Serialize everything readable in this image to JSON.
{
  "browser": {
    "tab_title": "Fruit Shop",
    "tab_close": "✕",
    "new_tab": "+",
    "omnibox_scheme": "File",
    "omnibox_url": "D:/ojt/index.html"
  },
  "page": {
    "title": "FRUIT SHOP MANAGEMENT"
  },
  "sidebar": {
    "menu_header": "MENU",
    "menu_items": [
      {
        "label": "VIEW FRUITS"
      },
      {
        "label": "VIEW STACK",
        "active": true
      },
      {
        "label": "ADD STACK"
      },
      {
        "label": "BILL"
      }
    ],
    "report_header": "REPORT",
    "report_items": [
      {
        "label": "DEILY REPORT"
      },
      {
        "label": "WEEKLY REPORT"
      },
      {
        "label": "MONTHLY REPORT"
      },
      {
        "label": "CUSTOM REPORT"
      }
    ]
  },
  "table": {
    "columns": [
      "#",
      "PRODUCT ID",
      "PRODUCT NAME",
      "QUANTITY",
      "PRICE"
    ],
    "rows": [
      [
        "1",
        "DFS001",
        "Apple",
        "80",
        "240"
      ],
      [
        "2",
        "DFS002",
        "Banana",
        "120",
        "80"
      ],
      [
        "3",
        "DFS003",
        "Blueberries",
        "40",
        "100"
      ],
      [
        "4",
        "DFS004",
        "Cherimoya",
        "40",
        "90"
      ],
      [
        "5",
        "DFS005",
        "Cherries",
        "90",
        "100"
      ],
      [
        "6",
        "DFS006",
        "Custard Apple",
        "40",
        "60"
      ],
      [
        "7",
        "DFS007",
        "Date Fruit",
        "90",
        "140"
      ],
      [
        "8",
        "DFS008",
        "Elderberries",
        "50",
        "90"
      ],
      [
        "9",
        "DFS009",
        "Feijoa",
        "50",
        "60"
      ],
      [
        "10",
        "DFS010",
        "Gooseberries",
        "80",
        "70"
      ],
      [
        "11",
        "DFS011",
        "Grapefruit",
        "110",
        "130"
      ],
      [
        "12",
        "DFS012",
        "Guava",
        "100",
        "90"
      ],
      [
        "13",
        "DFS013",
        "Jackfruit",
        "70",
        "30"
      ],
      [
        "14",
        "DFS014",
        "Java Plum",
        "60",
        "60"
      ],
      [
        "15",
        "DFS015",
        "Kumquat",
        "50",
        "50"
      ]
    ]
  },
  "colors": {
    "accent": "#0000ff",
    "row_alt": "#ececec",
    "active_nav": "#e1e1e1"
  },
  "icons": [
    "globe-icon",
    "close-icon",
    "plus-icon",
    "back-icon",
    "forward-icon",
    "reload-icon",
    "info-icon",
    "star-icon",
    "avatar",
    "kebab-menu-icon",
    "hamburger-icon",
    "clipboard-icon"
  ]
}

▶ TASK BRIEF
Return what is listed above, exactly and completely.

▶ TASK RESPONSE
Serialize everything readable in this image to JSON.
{
  "browser": {
    "tab_title": "Fruit Shop",
    "tab_close": "✕",
    "new_tab": "+",
    "omnibox_scheme": "File",
    "omnibox_url": "D:/ojt/index.html"
  },
  "page": {
    "title": "FRUIT SHOP MANAGEMENT"
  },
  "sidebar": {
    "menu_header": "MENU",
    "menu_items": [
      {
        "label": "VIEW FRUITS"
      },
      {
        "label": "VIEW STACK",
        "active": true
      },
      {
        "label": "ADD STACK"
      },
      {
        "label": "BILL"
      }
    ],
    "report_header": "REPORT",
    "report_items": [
      {
        "label": "DEILY REPORT"
      },
      {
        "label": "WEEKLY REPORT"
      },
      {
        "label": "MONTHLY REPORT"
      },
      {
        "label": "CUSTOM REPORT"
      }
    ]
  },
  "table": {
    "columns": [
      "#",
      "PRODUCT ID",
      "PRODUCT NAME",
      "QUANTITY",
      "PRICE"
    ],
    "rows": [
      [
        "1",
        "DFS001",
        "Apple",
        "80",
        "240"
      ],
      [
        "2",
        "DFS002",
        "Banana",
        "120",
        "80"
      ],
      [
        "3",
        "DFS003",
        "Blueberries",
        "40",
        "100"
      ],
      [
        "4",
        "DFS004",
        "Cherimoya",
        "40",
        "90"
      ],
      [
        "5",
        "DFS005",
        "Cherries",
        "90",
        "100"
      ],
      [
        "6",
        "DFS006",
        "Custard Apple",
        "40",
        "60"
      ],
      [
        "7",
        "DFS007",
        "Date Fruit",
        "90",
        "140"
      ],
      [
        "8",
        "DFS008",
        "Elderberries",
        "50",
        "90"
      ],
      [
        "9",
        "DFS009",
        "Feijoa",
        "50",
        "60"
      ],
      [
        "10",
        "DFS010",
        "Gooseberries",
        "80",
        "70"
      ],
      [
        "11",
        "DFS011",
        "Grapefruit",
        "110",
        "130"
      ],
      [
        "12",
        "DFS012",
        "Guava",
        "100",
        "90"
      ],
      [
        "13",
        "DFS013",
        "Jackfruit",
        "70",
        "30"
      ],
      [
        "14",
        "DFS014",
        "Java Plum",
        "60",
        "60"
      ],
      [
        "15",
        "DFS015",
        "Kumquat",
        "50",
        "50"
      ]
    ]
  },
  "colors": {
    "accent": "#0000ff",
    "row_alt": "#ececec",
    "active_nav": "#e1e1e1"
  },
  "icons": [
    "globe-icon",
    "close-icon",
    "plus-icon",
    "back-icon",
    "forward-icon",
    "reload-icon",
    "info-icon",
    "star-icon",
    "avatar",
    "kebab-menu-icon",
    "hamburger-icon",
    "clipboard-icon"
  ]
}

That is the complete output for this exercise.